● **Problem description**:
Pick out each line of the records that includes the string "untuk", and copy it.

● **Input records**:
——————————

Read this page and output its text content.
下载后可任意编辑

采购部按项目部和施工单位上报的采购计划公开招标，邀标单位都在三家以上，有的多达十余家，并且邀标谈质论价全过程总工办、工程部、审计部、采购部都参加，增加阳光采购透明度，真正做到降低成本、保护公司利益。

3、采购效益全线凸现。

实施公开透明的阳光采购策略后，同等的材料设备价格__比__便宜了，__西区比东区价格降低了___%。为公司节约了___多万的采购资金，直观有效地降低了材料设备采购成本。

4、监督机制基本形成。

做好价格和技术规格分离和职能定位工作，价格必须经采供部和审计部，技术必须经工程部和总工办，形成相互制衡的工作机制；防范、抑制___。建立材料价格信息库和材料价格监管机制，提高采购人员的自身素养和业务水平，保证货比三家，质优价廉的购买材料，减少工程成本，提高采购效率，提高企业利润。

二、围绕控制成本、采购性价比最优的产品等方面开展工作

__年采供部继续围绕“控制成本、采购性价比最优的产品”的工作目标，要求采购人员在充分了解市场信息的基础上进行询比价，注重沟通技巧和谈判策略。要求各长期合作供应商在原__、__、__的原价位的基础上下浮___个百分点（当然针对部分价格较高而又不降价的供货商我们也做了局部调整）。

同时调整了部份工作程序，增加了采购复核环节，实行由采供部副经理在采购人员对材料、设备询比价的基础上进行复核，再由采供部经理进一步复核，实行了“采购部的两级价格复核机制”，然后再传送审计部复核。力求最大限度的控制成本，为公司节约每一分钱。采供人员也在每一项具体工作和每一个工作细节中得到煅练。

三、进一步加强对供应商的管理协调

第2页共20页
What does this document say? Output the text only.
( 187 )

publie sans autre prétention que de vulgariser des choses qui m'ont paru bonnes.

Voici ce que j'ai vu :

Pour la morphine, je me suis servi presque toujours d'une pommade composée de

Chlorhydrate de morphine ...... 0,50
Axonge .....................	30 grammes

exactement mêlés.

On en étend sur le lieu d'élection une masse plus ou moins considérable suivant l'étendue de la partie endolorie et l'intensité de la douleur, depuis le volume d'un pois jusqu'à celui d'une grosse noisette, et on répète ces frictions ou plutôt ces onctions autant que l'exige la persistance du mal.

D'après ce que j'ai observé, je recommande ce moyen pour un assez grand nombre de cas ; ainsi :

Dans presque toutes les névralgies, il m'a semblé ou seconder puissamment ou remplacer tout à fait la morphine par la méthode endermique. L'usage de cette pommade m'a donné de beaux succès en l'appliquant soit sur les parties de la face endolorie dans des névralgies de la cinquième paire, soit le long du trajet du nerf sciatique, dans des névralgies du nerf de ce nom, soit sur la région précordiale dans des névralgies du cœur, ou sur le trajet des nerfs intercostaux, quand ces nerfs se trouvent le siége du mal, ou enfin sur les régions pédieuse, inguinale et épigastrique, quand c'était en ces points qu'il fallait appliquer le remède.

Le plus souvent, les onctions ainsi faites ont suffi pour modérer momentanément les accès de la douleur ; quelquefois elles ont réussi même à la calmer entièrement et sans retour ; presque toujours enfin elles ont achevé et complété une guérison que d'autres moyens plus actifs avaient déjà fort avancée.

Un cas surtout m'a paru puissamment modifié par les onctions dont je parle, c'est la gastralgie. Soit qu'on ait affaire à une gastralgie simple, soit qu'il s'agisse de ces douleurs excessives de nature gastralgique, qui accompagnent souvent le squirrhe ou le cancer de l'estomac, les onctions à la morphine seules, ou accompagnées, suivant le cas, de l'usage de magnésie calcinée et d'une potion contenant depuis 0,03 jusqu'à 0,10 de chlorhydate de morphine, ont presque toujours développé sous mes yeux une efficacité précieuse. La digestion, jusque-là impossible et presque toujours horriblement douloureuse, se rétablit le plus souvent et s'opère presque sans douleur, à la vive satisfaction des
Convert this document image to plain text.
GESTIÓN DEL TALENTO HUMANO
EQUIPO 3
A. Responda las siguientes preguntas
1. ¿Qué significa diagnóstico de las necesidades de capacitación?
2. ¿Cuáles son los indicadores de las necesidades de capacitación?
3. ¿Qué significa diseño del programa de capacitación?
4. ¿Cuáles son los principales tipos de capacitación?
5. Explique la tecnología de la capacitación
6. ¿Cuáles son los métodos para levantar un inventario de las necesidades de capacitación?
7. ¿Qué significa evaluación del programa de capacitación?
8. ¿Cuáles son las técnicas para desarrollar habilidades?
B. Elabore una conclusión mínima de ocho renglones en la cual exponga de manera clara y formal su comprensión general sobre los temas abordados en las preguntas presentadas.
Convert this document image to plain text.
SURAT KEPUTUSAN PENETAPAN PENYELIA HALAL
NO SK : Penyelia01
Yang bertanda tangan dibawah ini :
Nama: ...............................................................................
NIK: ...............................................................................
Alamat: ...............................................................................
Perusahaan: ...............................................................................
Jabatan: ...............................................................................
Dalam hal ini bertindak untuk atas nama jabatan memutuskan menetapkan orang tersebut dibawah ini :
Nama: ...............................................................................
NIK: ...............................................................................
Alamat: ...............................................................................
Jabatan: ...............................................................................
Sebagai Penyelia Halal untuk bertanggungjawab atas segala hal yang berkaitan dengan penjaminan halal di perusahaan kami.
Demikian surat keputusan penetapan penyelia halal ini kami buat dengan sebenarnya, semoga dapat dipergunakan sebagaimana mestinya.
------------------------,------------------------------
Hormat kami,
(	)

——————————

● **Solution**:
Dalam hal ini bertindak untuk atas nama jabatan memutuskan menetapkan orang tersebut dibawah ini :
Sebagai Penyelia Halal untuk bertanggungjawab atas segala hal yang berkaitan dengan penjaminan halal di perusahaan kami.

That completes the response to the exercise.